Problem to solve:
Check each line of the data below for the word "Selection", then extract the ones that have it.

Records from a data source:
^^^^^^^^

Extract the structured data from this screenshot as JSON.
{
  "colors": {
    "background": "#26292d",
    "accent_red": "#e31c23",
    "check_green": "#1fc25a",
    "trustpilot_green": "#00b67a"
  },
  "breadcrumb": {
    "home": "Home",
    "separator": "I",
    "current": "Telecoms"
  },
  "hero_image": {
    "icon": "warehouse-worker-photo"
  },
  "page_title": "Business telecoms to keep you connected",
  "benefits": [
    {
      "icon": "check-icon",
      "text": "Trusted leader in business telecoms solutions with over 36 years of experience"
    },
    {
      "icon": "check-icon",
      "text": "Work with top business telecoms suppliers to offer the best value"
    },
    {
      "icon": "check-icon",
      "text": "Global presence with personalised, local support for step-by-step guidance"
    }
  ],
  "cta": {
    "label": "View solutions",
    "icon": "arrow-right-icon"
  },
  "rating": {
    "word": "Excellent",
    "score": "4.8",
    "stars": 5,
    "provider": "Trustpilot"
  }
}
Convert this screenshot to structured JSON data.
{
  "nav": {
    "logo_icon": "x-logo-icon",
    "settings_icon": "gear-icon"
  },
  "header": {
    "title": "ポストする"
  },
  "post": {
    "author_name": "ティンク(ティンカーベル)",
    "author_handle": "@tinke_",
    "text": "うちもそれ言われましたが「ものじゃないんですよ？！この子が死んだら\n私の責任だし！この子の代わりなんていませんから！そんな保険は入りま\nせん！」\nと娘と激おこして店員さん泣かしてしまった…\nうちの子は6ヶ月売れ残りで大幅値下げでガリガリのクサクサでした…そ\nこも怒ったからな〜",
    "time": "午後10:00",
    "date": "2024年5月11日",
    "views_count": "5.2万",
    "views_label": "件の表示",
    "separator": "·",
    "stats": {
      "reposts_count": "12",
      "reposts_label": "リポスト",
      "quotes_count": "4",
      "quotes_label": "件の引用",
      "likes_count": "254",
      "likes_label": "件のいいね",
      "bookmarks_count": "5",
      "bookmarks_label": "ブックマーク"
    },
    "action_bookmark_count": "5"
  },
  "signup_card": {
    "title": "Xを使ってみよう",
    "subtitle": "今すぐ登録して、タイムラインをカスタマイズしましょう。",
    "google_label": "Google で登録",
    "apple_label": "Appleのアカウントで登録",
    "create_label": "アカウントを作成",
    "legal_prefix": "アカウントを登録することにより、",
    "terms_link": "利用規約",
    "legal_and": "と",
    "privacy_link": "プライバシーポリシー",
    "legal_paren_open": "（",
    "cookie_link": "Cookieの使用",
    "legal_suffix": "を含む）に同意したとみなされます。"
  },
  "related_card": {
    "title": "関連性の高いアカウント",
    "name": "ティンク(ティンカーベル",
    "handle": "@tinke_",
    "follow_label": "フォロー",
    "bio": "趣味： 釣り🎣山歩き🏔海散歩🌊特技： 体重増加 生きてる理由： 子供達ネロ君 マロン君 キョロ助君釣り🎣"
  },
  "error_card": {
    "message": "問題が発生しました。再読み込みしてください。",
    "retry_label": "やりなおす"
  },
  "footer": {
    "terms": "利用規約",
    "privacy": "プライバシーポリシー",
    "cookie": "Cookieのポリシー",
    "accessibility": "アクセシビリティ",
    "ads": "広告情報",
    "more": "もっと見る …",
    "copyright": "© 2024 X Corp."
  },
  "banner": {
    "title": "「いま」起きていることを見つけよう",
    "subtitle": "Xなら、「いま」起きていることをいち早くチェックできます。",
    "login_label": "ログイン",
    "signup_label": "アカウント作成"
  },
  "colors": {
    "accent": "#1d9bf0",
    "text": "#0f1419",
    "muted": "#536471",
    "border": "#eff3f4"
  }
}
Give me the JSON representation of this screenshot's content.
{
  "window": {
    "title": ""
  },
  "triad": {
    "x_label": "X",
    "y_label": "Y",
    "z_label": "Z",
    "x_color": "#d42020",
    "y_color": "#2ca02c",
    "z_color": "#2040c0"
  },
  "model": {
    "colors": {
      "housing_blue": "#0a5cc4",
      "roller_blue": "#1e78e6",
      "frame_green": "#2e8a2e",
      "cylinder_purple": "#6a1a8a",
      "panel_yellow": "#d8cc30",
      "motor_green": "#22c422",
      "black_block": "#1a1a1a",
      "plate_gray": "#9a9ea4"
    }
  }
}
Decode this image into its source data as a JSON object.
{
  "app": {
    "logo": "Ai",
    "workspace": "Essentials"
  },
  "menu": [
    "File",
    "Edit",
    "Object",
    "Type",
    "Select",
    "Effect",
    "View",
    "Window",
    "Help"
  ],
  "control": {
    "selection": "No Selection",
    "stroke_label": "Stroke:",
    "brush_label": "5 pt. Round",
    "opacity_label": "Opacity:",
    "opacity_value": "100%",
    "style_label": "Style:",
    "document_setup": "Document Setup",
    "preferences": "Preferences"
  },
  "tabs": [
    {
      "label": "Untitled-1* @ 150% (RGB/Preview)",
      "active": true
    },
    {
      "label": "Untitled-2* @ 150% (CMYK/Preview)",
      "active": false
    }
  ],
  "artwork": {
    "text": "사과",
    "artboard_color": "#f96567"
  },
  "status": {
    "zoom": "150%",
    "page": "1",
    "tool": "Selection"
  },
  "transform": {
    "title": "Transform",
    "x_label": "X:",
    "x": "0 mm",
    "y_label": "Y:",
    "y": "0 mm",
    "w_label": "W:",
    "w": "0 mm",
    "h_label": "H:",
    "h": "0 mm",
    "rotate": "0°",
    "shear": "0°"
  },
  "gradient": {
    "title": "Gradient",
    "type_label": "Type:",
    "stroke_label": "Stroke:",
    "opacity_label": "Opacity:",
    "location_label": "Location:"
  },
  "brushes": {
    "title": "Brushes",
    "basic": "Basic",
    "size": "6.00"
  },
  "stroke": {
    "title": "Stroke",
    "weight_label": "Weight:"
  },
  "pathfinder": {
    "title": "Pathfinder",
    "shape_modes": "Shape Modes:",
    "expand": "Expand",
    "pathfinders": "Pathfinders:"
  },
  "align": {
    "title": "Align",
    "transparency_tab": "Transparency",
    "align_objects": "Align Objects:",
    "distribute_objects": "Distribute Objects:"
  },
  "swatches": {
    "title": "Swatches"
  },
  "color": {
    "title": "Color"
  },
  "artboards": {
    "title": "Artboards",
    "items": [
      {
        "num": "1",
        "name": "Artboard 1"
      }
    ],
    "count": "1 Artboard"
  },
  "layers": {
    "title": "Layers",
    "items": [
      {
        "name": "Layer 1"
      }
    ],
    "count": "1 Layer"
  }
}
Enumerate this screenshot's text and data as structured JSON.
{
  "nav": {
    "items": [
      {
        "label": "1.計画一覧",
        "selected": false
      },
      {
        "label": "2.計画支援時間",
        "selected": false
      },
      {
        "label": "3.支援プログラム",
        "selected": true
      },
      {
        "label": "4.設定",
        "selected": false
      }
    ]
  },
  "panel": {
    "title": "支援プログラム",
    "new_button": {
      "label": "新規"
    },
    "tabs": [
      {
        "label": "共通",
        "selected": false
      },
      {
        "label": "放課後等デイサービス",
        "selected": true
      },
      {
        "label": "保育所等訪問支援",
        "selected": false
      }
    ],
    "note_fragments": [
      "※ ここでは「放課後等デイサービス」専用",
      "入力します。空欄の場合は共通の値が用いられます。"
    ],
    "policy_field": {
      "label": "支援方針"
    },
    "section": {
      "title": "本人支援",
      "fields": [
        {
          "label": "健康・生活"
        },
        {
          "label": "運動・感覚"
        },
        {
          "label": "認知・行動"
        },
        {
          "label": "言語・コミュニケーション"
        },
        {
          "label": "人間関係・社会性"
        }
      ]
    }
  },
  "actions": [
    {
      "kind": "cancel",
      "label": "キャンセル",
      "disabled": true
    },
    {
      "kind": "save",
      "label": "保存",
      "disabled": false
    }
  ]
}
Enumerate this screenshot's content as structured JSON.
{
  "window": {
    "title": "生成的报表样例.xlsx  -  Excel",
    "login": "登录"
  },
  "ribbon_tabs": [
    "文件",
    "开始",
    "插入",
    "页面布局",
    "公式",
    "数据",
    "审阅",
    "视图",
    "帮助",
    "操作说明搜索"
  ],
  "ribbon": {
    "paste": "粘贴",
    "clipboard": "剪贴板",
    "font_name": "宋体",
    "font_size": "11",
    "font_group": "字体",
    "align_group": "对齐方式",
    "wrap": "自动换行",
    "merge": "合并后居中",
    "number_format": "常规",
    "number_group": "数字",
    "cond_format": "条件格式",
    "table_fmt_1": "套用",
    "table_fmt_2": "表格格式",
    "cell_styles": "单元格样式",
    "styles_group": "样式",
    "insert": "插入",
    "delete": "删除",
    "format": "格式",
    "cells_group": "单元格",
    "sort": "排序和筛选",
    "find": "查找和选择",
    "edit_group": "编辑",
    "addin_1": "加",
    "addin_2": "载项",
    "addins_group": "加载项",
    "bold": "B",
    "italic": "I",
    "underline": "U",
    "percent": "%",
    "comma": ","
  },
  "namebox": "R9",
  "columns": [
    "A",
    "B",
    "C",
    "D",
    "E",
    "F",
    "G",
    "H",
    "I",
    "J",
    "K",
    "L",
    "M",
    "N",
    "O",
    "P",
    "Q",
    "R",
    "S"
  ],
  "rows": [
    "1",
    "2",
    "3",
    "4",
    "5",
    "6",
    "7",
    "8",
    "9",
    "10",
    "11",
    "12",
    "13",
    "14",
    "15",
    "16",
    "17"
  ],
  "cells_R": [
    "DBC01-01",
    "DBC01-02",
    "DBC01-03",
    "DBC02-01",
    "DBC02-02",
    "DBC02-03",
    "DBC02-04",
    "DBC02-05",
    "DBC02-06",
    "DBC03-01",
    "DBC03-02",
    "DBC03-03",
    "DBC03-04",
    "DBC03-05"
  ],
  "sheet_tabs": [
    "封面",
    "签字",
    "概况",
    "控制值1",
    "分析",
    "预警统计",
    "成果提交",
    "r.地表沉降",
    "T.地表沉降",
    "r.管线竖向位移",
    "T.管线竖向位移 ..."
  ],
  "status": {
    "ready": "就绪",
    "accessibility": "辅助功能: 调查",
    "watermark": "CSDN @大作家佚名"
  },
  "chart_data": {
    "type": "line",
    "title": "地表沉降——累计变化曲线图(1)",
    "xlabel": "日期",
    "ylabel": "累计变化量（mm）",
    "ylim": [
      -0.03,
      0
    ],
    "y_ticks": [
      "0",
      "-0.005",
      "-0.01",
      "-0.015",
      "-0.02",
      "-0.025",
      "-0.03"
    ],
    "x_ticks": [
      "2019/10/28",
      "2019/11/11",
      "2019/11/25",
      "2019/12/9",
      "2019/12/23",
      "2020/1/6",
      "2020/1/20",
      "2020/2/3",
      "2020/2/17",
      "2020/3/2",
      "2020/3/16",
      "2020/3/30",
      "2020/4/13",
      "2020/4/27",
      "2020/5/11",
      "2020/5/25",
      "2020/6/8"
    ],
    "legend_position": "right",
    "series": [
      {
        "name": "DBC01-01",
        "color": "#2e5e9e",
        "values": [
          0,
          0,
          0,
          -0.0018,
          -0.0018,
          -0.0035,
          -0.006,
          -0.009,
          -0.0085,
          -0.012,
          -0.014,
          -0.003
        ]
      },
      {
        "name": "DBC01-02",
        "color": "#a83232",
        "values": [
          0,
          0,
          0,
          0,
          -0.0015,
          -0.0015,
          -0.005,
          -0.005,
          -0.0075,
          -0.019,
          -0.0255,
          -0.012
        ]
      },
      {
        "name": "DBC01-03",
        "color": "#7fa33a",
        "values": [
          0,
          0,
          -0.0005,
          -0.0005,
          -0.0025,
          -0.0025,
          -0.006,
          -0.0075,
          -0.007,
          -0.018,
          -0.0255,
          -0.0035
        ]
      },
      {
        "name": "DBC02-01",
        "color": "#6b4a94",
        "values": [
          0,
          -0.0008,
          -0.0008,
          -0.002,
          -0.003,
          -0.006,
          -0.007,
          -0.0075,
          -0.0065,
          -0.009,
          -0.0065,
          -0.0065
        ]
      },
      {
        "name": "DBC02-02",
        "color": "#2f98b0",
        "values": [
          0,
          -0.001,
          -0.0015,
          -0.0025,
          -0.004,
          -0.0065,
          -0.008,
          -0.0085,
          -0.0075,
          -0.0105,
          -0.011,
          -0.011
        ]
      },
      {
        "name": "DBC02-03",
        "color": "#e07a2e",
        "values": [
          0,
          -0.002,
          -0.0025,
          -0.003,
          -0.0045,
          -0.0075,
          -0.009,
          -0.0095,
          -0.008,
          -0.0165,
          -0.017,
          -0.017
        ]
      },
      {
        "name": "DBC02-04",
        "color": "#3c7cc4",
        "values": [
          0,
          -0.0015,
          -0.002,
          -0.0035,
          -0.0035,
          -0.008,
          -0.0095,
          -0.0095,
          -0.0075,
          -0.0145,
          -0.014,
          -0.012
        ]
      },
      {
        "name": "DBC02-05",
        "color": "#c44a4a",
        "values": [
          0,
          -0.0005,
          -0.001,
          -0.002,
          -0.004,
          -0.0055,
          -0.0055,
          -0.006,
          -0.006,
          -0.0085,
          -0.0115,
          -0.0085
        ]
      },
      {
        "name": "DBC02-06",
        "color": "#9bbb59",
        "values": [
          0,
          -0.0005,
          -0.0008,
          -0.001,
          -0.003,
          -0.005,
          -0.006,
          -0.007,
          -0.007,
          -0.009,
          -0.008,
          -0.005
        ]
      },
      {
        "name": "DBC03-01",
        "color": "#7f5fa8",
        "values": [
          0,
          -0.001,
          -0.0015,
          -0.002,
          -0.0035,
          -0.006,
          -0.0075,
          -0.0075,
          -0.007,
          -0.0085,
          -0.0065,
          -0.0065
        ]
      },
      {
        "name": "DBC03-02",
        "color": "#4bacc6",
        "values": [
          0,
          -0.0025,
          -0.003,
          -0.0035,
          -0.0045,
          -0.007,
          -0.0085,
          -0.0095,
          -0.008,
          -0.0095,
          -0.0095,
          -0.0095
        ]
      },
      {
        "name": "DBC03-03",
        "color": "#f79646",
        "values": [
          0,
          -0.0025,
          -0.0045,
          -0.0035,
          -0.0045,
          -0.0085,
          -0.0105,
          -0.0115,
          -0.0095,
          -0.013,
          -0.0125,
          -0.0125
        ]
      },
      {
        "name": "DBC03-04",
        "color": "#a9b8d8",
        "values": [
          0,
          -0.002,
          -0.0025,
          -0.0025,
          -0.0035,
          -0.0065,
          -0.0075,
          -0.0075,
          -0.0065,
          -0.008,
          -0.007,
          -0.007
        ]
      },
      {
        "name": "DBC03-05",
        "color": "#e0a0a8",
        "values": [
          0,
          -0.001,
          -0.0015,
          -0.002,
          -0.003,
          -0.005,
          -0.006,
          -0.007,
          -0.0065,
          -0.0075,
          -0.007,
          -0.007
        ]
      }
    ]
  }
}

^^^^^^^^

In response:
    "selection": "No Selection",
    "tool": "Selection"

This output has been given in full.